[TASK DESCRIPTION] Find each line with the string "организаций" and report it.

[RECORDS SUPPLIED]
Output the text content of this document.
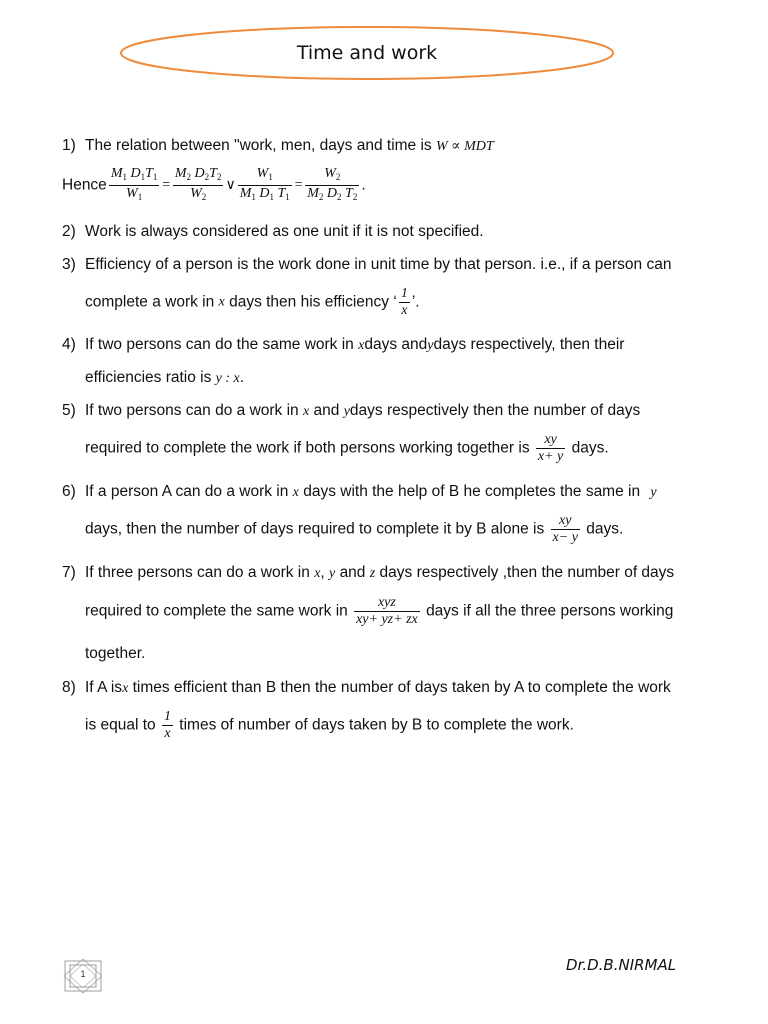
Time and work
1) The relation between "work, men, days and time is W ∝ MDT
Hence $\frac{M_1 D_1T_1}{W_1} = \frac{M_2 D_2T_2}{W_2}$ ∨ $\frac{W_1}{M_1 D_1 T_1} = \frac{W_2}{M_2 D_2 T_2}$ .
2) Work is always considered as one unit if it is not specified.
3) Efficiency of a person is the work done in unit time by that person. i.e., if a person can
complete a work in x days then his efficiency ‘ $\frac{1}{x}$ ’.
4) If two persons can do the same work in xdays andydays respectively, then their
efficiencies ratio is y : x.
5) If two persons can do a work in x and ydays respectively then the number of days
required to complete the work if both persons working together is $\frac{xy}{x+ y}$ days.
6) If a person A can do a work in x days with the help of B he completes the same in y
days, then the number of days required to complete it by B alone is $\frac{xy}{x- y}$ days.
7) If three persons can do a work in x, y and z days respectively ,then the number of days
required to complete the same work in $\frac{\text{xyz}}{xy+ yz+ zx}$ days if all the three persons working
together.
8) If A isx times efficient than B then the number of days taken by A to complete the work
is equal to $\frac{1}{x}$ times of number of days taken by B to complete the work.
1	Dr.D.B.NIRMAL
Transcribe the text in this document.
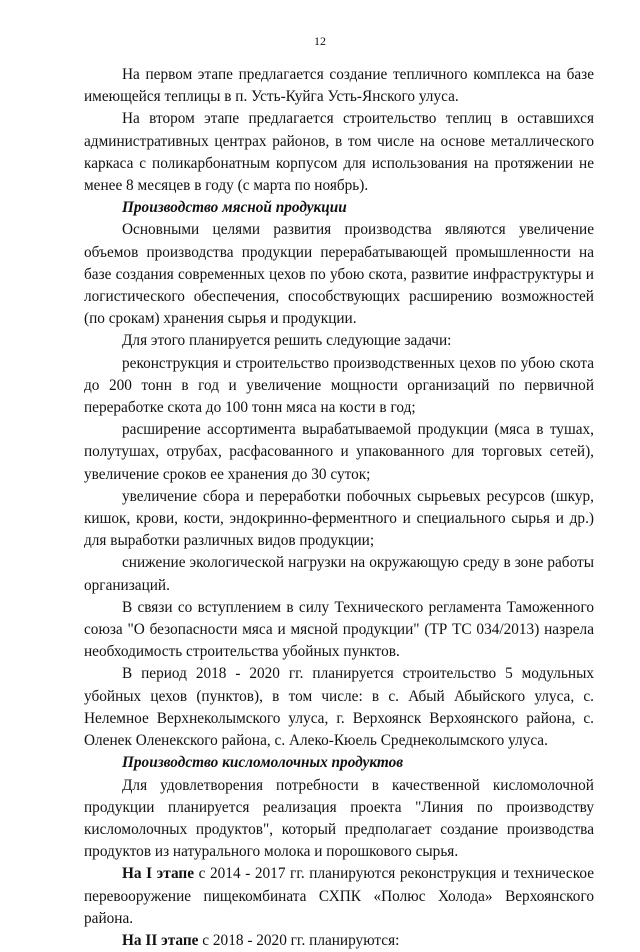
12

На первом этапе предлагается создание тепличного комплекса на базе имеющейся теплицы в п. Усть-Куйга Усть-Янского улуса.

На втором этапе предлагается строительство теплиц в оставшихся административных центрах районов, в том числе на основе металлического каркаса с поликарбонатным корпусом для использования на протяжении не менее 8 месяцев в году (с марта по ноябрь).

Производство мясной продукции

Основными целями развития производства являются увеличение объемов производства продукции перерабатывающей промышленности на базе создания современных цехов по убою скота, развитие инфраструктуры и логистического обеспечения, способствующих расширению возможностей (по срокам) хранения сырья и продукции.

Для этого планируется решить следующие задачи:

реконструкция и строительство производственных цехов по убою скота до 200 тонн в год и увеличение мощности организаций по первичной переработке скота до 100 тонн мяса на кости в год;

расширение ассортимента вырабатываемой продукции (мяса в тушах, полутушах, отрубах, расфасованного и упакованного для торговых сетей), увеличение сроков ее хранения до 30 суток;

увеличение сбора и переработки побочных сырьевых ресурсов (шкур, кишок, крови, кости, эндокринно-ферментного и специального сырья и др.) для выработки различных видов продукции;

снижение экологической нагрузки на окружающую среду в зоне работы организаций.

В связи со вступлением в силу Технического регламента Таможенного союза "О безопасности мяса и мясной продукции" (ТР ТС 034/2013) назрела необходимость строительства убойных пунктов.

В период 2018 - 2020 гг. планируется строительство 5 модульных убойных цехов (пунктов), в том числе: в с. Абый Абыйского улуса, с. Нелемное Верхнеколымского улуса, г. Верхоянск Верхоянского района, с. Оленек Оленекского района, с. Алеко-Кюель Среднеколымского улуса.

Производство кисломолочных продуктов

Для удовлетворения потребности в качественной кисломолочной продукции планируется реализация проекта "Линия по производству кисломолочных продуктов", который предполагает создание производства продуктов из натурального молока и порошкового сырья.

На I этапе с 2014 - 2017 гг. планируются реконструкция и техническое перевооружение пищекомбината СХПК «Полюс Холода» Верхоянского района.

На II этапе с 2018 - 2020 гг. планируются:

[REPLY TO THE EXERCISE]
реконструкция и строительство производственных цехов по убою скота до 200 тонн в год и увеличение мощности организаций по первичной переработке скота до 100 тонн мяса на кости в год;
снижение экологической нагрузки на окружающую среду в зоне работы организаций.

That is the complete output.